◆ 課題 1 ◆
文書抜粋から、次の問いに答えよ。
(a) Fiat-Shamir変換を正しく適用できていないプロトコルや実装で、証明システムの偽造を可能にする脆弱性は何と呼ばれているか。
(b) RFC8235の例で、アリスはランダムな値vを選んだあと何を計算するか。
(c) ボブは検証の際に、どの式が成立するかを確かめるか。
◆ 課題 2 ◆
文書抜粋の説明によると、RFC8235の例でチャレンジのやり取りの対話を省略できるのはなぜか。1〜3文で述べよ。
◆ 課題 3 ◆
文書抜粋の内容を2文で要約せよ。

◆ 文書抜粋 ◆

========================

最近公開された、Fiat-Shamir変換を正しく適用できていないプロトコルや実装において、証明システムの偽造が可能になる脆弱性「Frozen Heart」について↓
Fiat-Shamir変換とは?
Fiat-Shamir変換は、証明システムを非対話型にするために使用される有名なスキームで、検証者がランダムに選択するチャレンジの値を(ランダムオラクルモデルとして)暗号学的ハッシュ関数を使って決定論的に導出することで、証明システムのプロトコルを非対話型にする。
シンプルな適用例としては、RFC8235として定義されているSchnorr署名を使って離散対数の知識を知っていることをゼロ知識で証明するプロトコルとか↓
techmedia-think.hatenablog.com
RFC8235の概要は↓(簡略化のため、modの計算や群内の存在確認などは省略)
アリスがP = aGとなる公開鍵Pに対する離散対数(a)の知識をボブに証明したい場合。以下のステップで非対話的に証明する:
- アリスはランダムな値vを選択し、V = vGを計算
- アリスは暗号学的ハッシュ関数(H)を使ってチャレンジ c = H(G || V || P || UserID || OtherInfo)を計算する。
- アリスはr = v - c * aを計算
- (P, V, r)をボブに送る。
これに対しボブは、渡された情報(P, V, r, UserID, OtherInfo)からcを計算してV = rG + cPが成立するか検証する。
チャレンジcの値をボブがランダムに作って渡すのではなく↑のようにルールに従って生成することで、チャレンジのやり取りの対話を省略することができる。
Fiat-Shamir変換のポイント
↑のレポートにかかれているけど、Fiat-Shamir変換を適用する際のポイントは、チャレンジのハッシュ計算の際の入力に、証明するステートメントに関するすべての公開値(ランダムなコミットメント値を含む)を含める必要があるということ(↑の例だと入力は、G、V、P、UserID、OtherInfo)。

========================

◆ ページ分割データ ◆
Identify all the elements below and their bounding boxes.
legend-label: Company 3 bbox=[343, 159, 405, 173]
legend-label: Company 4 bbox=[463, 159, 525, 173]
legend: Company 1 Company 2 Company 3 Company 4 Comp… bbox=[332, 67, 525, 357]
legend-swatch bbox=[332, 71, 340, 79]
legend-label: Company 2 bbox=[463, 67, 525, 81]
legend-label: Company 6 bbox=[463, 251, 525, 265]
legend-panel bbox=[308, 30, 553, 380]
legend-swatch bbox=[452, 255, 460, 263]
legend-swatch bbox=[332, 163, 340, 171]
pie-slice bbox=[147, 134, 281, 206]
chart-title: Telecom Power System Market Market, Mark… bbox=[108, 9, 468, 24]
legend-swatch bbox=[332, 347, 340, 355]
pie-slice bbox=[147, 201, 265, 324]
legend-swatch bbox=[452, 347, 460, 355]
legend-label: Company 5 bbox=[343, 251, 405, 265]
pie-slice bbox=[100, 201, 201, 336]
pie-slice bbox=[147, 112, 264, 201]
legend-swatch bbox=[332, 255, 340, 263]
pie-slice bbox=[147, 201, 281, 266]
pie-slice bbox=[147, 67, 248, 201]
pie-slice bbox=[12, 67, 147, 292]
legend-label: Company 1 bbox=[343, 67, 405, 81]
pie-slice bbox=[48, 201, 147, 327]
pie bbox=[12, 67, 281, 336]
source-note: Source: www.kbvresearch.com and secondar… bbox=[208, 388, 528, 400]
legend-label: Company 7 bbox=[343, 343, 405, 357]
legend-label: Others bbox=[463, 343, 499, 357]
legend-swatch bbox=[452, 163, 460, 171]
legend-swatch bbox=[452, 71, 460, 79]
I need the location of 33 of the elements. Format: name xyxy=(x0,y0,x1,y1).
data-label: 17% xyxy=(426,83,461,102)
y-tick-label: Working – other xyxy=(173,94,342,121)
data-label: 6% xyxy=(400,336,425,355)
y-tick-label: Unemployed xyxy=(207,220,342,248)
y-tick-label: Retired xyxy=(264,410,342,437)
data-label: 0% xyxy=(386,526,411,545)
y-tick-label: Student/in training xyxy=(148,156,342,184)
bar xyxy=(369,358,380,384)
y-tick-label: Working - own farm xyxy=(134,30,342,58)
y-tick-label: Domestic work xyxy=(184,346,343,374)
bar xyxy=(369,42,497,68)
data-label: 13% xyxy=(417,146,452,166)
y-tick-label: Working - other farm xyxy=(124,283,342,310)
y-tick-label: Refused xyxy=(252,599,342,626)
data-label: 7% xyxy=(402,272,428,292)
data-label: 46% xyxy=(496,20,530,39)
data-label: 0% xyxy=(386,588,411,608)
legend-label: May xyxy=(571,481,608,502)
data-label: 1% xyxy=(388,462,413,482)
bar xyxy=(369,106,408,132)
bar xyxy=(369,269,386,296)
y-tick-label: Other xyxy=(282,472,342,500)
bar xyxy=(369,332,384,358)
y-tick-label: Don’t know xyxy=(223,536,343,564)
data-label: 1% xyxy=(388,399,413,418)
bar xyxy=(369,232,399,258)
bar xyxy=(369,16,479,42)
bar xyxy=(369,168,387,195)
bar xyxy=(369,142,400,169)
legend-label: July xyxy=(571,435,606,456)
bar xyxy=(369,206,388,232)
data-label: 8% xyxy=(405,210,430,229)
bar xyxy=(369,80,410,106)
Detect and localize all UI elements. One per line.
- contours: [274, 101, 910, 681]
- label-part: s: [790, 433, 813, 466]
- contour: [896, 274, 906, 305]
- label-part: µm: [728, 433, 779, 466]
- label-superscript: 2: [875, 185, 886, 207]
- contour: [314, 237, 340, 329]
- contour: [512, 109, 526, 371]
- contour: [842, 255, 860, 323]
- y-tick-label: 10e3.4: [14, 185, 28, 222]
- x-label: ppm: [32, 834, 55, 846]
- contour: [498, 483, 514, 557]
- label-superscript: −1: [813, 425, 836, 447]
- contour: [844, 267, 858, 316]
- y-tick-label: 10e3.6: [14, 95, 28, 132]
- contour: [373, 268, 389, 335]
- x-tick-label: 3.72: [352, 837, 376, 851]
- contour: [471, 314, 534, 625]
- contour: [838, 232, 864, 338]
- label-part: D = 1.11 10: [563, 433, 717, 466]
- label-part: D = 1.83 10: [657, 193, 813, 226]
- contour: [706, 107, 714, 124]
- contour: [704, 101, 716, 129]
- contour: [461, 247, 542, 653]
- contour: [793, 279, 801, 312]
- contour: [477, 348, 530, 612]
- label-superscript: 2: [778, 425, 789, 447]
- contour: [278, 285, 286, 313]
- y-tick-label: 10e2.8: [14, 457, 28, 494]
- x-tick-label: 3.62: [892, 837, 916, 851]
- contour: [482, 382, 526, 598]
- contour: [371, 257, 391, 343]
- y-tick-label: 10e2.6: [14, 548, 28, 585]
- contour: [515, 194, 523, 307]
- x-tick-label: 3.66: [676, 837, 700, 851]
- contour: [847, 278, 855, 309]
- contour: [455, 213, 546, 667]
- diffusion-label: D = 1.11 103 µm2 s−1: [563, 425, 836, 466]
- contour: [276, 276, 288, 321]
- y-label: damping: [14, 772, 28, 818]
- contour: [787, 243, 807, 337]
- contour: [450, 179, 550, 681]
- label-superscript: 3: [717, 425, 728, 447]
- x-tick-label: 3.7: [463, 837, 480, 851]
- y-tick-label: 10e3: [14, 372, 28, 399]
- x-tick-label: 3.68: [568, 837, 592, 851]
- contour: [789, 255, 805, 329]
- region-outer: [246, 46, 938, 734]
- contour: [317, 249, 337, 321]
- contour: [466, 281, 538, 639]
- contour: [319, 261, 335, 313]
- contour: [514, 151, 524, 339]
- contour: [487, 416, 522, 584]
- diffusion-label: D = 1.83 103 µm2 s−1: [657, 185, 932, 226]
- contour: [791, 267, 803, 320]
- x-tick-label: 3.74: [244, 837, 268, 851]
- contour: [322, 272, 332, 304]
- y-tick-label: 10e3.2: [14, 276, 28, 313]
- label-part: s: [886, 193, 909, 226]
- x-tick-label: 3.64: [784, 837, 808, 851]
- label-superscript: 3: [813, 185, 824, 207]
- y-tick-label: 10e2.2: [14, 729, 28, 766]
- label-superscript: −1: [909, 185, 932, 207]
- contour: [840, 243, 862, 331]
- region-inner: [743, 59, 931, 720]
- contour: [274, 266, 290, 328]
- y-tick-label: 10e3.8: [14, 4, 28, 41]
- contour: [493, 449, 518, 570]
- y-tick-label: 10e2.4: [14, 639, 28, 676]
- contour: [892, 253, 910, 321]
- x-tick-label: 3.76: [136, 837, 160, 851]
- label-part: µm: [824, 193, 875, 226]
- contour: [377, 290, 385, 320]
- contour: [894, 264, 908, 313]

========================

◆ 解答 1 ◆
(a) Frozen Heart
(b) V = vG
(c) V = rG + cP

◆ 解答 2 ◆
チャレンジcの値は、ボブがランダムに作って渡すわけではない。アリスが暗号学的ハッシュ関数を使い、ルールに従ってc = H(G || V || P || UserID || OtherInfo)として生成する。そのため、チャレンジのやり取りの対話を省略できる。

◆ 解答 3 ◆
Fiat-Shamir変換は、検証者がランダムに選ぶチャレンジの値を暗号学的ハッシュ関数で決定論的に導出し、証明システムを非対話型にするスキームである。適用する際は、証明するステートメントに関するすべての公開値を、ランダムなコミットメント値も含めて、チャレンジのハッシュ計算の入力に入れる必要がある。